Set task:
Leave out the pictures and repeat the rest of the material exactly.

Dataset:
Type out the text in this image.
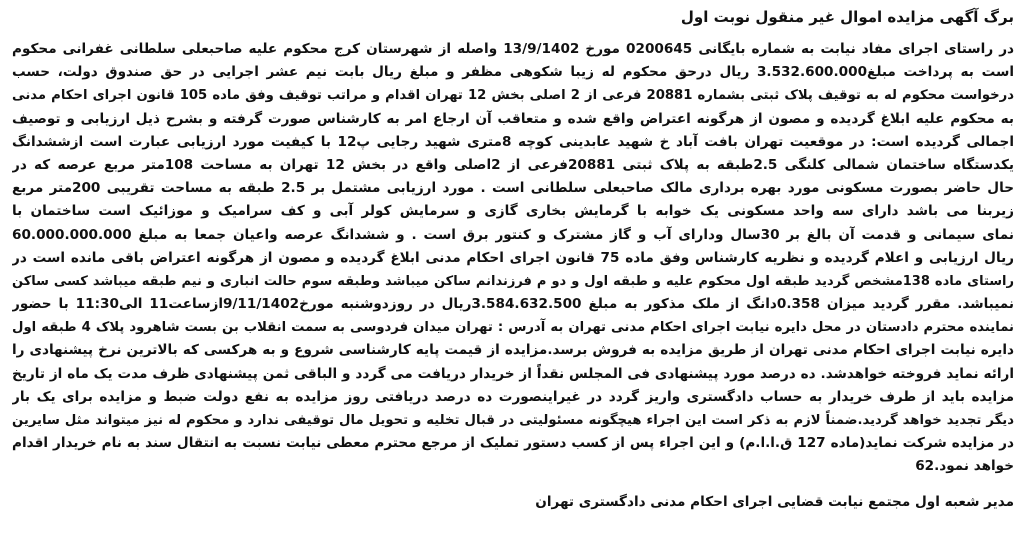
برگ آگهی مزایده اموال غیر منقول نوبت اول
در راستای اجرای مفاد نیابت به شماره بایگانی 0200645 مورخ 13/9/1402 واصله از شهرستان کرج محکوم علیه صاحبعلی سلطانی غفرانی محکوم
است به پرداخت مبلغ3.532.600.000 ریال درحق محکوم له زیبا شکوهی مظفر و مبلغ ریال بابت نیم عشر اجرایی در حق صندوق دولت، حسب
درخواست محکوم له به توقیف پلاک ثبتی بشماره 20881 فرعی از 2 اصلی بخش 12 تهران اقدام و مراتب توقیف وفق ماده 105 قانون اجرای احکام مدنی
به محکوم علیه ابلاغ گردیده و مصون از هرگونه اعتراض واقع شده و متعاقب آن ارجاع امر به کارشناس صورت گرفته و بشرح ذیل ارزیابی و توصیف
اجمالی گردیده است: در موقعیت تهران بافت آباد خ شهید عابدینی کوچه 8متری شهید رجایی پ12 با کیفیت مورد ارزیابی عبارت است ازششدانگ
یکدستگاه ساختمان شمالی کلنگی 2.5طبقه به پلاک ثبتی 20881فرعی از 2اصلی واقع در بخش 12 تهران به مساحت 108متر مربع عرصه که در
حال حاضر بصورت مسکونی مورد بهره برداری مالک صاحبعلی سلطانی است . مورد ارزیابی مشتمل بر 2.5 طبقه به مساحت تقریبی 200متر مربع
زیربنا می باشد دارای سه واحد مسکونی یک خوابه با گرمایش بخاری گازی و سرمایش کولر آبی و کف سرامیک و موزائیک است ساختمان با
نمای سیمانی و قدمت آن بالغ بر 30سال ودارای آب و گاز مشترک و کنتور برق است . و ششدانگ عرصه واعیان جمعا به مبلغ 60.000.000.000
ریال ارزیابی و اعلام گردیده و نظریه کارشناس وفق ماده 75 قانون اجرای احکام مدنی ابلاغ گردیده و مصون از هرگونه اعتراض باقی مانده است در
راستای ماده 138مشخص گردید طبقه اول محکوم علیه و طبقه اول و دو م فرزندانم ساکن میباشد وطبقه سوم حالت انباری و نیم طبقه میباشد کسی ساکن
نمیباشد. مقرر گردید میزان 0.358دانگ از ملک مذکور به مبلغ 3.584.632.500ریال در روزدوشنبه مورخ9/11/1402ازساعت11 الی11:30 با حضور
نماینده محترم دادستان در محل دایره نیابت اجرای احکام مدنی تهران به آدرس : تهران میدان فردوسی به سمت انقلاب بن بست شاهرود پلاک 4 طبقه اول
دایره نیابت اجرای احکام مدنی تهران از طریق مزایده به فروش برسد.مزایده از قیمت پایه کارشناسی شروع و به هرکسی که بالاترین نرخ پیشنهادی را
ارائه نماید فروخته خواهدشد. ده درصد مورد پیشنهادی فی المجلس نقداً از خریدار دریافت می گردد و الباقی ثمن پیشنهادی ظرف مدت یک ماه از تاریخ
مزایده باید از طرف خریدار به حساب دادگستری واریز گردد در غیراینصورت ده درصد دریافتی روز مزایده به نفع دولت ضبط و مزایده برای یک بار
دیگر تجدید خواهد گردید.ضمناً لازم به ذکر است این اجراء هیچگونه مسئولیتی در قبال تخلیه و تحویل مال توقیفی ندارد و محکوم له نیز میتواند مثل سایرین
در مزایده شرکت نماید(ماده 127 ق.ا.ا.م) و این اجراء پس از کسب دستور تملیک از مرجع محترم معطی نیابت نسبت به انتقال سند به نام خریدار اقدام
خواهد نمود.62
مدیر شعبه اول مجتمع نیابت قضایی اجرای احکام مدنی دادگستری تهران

Exercise result:
Type out the text in this image.
برگ آگهی مزایده اموال غیر منقول نوبت اول
در راستای اجرای مفاد نیابت به شماره بایگانی 0200645 مورخ 13/9/1402 واصله از شهرستان کرج محکوم علیه صاحبعلی سلطانی غفرانی محکوم
است به پرداخت مبلغ3.532.600.000 ریال درحق محکوم له زیبا شکوهی مظفر و مبلغ ریال بابت نیم عشر اجرایی در حق صندوق دولت، حسب
درخواست محکوم له به توقیف پلاک ثبتی بشماره 20881 فرعی از 2 اصلی بخش 12 تهران اقدام و مراتب توقیف وفق ماده 105 قانون اجرای احکام مدنی
به محکوم علیه ابلاغ گردیده و مصون از هرگونه اعتراض واقع شده و متعاقب آن ارجاع امر به کارشناس صورت گرفته و بشرح ذیل ارزیابی و توصیف
اجمالی گردیده است: در موقعیت تهران بافت آباد خ شهید عابدینی کوچه 8متری شهید رجایی پ12 با کیفیت مورد ارزیابی عبارت است ازششدانگ
یکدستگاه ساختمان شمالی کلنگی 2.5طبقه به پلاک ثبتی 20881فرعی از 2اصلی واقع در بخش 12 تهران به مساحت 108متر مربع عرصه که در
حال حاضر بصورت مسکونی مورد بهره برداری مالک صاحبعلی سلطانی است . مورد ارزیابی مشتمل بر 2.5 طبقه به مساحت تقریبی 200متر مربع
زیربنا می باشد دارای سه واحد مسکونی یک خوابه با گرمایش بخاری گازی و سرمایش کولر آبی و کف سرامیک و موزائیک است ساختمان با
نمای سیمانی و قدمت آن بالغ بر 30سال ودارای آب و گاز مشترک و کنتور برق است . و ششدانگ عرصه واعیان جمعا به مبلغ 60.000.000.000
ریال ارزیابی و اعلام گردیده و نظریه کارشناس وفق ماده 75 قانون اجرای احکام مدنی ابلاغ گردیده و مصون از هرگونه اعتراض باقی مانده است در
راستای ماده 138مشخص گردید طبقه اول محکوم علیه و طبقه اول و دو م فرزندانم ساکن میباشد وطبقه سوم حالت انباری و نیم طبقه میباشد کسی ساکن
نمیباشد. مقرر گردید میزان 0.358دانگ از ملک مذکور به مبلغ 3.584.632.500ریال در روزدوشنبه مورخ9/11/1402ازساعت11 الی11:30 با حضور
نماینده محترم دادستان در محل دایره نیابت اجرای احکام مدنی تهران به آدرس : تهران میدان فردوسی به سمت انقلاب بن بست شاهرود پلاک 4 طبقه اول
دایره نیابت اجرای احکام مدنی تهران از طریق مزایده به فروش برسد.مزایده از قیمت پایه کارشناسی شروع و به هرکسی که بالاترین نرخ پیشنهادی را
ارائه نماید فروخته خواهدشد. ده درصد مورد پیشنهادی فی المجلس نقداً از خریدار دریافت می گردد و الباقی ثمن پیشنهادی ظرف مدت یک ماه از تاریخ
مزایده باید از طرف خریدار به حساب دادگستری واریز گردد در غیراینصورت ده درصد دریافتی روز مزایده به نفع دولت ضبط و مزایده برای یک بار
دیگر تجدید خواهد گردید.ضمناً لازم به ذکر است این اجراء هیچگونه مسئولیتی در قبال تخلیه و تحویل مال توقیفی ندارد و محکوم له نیز میتواند مثل سایرین
در مزایده شرکت نماید(ماده 127 ق.ا.ا.م) و این اجراء پس از کسب دستور تملیک از مرجع محترم معطی نیابت نسبت به انتقال سند به نام خریدار اقدام
خواهد نمود.62
مدیر شعبه اول مجتمع نیابت قضایی اجرای احکام مدنی دادگستری تهران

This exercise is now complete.